Provided data:
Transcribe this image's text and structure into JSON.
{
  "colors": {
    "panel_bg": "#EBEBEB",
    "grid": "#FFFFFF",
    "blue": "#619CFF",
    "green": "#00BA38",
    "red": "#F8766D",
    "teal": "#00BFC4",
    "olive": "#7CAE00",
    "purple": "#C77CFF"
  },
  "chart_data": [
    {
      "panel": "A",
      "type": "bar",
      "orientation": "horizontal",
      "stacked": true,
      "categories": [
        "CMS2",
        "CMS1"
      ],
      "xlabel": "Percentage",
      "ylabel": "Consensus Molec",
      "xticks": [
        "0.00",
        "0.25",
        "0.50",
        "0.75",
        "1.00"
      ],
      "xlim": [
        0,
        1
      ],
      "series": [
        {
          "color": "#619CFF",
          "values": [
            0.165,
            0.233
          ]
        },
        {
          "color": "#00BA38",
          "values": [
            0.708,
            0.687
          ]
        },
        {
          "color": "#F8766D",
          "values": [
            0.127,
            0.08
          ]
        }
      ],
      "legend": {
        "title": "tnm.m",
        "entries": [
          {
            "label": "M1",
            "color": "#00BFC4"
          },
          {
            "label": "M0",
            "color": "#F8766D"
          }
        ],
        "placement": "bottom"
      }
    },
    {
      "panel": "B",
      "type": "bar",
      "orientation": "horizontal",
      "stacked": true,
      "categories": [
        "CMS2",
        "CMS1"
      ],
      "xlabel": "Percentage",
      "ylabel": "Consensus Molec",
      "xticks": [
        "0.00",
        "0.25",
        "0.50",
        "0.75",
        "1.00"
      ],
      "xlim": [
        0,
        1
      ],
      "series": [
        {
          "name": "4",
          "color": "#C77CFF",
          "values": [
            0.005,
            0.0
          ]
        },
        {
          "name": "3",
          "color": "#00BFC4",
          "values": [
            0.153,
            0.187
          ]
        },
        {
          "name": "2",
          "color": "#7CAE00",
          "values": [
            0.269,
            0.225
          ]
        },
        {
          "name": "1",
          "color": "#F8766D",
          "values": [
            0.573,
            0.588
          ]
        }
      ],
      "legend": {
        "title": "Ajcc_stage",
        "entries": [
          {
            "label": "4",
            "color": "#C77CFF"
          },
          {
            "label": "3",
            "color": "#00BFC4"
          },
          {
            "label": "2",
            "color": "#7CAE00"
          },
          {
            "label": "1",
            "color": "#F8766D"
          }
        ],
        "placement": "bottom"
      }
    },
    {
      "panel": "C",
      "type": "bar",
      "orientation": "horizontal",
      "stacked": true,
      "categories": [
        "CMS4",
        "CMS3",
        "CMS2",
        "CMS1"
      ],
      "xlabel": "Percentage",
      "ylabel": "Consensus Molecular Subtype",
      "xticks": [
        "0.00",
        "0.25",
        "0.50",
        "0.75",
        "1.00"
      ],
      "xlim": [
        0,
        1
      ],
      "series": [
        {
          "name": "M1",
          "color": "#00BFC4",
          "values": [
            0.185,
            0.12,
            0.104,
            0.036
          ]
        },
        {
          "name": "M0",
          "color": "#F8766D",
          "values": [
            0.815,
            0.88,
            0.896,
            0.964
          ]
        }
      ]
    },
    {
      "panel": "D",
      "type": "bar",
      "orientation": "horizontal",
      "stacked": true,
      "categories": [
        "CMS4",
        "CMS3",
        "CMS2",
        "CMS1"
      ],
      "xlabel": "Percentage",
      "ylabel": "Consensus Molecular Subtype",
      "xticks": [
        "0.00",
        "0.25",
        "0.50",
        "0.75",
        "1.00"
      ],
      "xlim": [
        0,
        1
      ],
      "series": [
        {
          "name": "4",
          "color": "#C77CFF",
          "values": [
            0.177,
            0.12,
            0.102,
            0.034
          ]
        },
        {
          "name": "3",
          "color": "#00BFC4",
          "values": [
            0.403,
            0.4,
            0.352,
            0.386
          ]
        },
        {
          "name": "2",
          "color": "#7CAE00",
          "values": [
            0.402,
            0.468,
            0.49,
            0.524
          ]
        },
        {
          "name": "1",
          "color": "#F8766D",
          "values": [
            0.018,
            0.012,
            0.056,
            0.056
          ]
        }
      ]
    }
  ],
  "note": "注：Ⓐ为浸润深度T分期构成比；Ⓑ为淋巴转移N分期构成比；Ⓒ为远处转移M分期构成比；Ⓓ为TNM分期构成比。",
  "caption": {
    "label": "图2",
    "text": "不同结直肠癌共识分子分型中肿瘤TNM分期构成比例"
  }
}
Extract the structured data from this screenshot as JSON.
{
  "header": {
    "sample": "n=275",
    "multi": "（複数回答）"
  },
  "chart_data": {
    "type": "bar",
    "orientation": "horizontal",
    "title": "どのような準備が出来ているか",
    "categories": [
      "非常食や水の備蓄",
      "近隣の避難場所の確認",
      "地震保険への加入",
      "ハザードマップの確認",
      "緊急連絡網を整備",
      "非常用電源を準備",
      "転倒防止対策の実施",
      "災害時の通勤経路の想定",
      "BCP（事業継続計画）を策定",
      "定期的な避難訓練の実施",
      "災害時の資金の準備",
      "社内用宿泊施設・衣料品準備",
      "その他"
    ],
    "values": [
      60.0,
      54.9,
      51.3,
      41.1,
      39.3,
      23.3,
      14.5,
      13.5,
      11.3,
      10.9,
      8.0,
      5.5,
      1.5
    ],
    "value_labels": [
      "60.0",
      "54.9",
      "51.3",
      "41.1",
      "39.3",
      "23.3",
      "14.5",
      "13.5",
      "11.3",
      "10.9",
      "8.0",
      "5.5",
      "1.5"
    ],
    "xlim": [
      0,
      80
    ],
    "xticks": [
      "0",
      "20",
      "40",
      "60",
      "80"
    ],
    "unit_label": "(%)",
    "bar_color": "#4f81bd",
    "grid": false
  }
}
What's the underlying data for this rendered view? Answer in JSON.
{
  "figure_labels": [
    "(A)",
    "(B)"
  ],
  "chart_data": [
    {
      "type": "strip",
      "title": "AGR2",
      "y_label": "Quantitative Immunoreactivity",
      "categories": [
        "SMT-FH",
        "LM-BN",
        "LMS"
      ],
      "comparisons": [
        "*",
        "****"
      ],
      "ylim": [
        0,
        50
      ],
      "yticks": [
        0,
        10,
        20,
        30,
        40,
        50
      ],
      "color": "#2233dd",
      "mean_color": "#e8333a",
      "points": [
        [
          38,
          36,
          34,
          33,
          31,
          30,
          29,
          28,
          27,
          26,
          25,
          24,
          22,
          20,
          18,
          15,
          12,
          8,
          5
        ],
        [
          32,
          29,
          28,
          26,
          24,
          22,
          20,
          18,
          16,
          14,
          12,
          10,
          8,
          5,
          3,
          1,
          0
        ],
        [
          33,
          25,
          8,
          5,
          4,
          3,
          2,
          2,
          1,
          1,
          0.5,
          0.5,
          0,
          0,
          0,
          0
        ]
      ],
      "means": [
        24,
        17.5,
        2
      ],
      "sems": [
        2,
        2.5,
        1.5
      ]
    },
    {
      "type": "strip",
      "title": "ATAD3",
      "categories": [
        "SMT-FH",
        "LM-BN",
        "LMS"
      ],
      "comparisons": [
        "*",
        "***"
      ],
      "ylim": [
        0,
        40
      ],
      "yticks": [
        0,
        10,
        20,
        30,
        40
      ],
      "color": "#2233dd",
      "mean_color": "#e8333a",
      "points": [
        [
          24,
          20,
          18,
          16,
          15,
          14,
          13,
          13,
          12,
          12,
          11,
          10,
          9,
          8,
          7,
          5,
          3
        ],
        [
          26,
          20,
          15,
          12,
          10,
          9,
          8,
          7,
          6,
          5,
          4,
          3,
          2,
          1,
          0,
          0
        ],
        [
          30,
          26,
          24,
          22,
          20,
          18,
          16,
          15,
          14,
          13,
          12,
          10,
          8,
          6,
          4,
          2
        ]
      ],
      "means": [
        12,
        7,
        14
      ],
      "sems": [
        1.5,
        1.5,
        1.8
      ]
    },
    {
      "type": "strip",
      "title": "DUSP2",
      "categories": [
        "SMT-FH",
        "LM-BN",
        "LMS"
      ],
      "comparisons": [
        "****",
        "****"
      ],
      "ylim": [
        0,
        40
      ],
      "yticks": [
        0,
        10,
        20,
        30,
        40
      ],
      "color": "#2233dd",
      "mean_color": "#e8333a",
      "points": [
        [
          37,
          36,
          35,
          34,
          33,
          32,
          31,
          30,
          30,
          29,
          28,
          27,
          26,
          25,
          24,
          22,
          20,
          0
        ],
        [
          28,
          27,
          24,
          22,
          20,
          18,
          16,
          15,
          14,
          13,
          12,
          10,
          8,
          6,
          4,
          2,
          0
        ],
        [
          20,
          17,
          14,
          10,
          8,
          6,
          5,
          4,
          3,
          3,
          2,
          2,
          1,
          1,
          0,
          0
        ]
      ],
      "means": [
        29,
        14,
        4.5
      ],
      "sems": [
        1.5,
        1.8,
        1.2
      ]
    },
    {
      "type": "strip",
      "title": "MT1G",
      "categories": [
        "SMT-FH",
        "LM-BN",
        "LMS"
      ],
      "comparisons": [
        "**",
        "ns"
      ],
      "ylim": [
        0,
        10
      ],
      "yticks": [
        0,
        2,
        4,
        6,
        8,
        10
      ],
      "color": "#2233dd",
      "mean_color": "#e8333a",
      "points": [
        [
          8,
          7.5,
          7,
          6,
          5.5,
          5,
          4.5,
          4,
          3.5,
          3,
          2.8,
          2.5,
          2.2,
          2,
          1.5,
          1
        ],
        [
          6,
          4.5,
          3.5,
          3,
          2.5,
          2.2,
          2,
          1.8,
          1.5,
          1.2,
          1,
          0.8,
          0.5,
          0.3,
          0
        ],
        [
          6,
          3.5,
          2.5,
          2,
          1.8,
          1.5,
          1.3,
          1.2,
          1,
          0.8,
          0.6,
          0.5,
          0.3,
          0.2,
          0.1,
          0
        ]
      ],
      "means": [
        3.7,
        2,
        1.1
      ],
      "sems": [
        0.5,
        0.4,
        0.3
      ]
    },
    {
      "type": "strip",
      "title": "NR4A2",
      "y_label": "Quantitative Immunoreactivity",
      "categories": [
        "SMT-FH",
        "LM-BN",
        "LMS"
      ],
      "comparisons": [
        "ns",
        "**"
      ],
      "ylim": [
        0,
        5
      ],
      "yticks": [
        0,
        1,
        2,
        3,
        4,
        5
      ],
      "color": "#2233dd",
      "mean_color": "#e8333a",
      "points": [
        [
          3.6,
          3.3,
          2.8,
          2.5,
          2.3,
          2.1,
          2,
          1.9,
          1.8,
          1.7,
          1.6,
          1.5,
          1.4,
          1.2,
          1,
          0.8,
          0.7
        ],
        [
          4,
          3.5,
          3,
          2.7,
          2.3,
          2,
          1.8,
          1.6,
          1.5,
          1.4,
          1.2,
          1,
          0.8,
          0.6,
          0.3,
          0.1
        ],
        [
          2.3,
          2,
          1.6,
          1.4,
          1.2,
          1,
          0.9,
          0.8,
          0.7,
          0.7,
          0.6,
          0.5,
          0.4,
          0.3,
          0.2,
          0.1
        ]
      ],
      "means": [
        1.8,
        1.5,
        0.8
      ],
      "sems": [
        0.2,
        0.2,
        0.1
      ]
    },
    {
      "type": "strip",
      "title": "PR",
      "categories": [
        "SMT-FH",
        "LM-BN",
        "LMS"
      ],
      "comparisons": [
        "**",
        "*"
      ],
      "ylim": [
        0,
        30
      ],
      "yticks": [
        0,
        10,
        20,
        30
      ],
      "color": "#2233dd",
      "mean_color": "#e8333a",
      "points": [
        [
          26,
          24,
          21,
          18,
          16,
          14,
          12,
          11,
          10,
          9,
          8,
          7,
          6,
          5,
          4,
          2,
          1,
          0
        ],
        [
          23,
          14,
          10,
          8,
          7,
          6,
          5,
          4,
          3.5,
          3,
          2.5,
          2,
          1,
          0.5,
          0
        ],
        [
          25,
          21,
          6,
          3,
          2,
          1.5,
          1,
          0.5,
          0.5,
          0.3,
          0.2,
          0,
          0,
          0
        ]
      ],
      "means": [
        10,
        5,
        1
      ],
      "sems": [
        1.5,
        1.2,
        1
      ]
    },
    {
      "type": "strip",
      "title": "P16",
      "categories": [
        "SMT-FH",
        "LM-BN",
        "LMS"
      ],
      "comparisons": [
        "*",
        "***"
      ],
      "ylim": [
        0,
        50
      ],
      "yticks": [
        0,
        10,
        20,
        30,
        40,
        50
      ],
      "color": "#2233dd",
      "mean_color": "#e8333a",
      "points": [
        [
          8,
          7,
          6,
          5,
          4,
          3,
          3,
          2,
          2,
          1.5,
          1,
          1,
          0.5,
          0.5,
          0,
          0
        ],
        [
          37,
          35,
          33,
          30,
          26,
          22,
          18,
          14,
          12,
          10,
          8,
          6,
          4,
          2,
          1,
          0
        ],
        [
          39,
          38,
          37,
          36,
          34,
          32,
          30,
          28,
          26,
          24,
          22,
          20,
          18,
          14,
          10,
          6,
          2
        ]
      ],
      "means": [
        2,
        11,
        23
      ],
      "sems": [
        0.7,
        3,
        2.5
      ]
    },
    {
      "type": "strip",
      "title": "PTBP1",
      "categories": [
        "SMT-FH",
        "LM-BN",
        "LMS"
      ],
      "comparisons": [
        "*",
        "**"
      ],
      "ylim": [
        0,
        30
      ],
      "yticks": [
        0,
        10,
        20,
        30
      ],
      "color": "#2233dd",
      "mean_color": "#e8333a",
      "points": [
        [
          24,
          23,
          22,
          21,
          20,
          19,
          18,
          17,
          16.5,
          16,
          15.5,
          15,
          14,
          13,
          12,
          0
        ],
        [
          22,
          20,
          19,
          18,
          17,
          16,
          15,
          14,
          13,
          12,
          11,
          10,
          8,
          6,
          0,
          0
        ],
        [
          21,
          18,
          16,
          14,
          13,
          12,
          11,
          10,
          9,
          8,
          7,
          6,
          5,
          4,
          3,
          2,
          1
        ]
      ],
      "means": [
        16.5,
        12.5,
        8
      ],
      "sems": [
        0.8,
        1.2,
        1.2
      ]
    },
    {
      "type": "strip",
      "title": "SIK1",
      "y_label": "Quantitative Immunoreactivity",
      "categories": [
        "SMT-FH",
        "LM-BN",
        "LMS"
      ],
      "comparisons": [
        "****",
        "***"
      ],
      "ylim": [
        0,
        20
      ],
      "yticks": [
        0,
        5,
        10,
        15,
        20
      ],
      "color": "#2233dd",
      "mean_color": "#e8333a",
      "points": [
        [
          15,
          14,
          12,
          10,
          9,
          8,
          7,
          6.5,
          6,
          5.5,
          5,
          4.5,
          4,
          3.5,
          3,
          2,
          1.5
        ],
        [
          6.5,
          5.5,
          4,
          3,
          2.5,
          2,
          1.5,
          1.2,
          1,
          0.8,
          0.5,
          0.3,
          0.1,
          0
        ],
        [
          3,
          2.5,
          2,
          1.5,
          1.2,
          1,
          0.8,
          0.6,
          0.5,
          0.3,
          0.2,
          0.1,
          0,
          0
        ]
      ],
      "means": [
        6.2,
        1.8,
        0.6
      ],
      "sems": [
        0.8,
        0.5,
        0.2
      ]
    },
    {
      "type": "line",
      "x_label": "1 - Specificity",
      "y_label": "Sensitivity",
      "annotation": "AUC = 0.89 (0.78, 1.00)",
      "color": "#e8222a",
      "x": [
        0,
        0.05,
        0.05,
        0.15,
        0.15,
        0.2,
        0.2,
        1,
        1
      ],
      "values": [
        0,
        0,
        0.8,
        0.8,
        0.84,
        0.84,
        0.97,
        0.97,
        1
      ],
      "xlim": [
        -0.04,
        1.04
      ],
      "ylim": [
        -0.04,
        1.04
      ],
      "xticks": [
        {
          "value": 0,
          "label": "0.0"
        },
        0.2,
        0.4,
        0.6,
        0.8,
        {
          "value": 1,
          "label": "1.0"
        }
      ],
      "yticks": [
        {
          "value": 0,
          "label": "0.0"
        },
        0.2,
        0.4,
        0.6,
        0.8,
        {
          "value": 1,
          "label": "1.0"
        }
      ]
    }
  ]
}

Your instructions: Search the data above for the string "this" and copy each line that has it.

Response:
Transcribe this image's text and structure into JSON.
Extract the structured data from this screenshot as JSON.
What's the underlying data for this rendered view? Answer in JSON.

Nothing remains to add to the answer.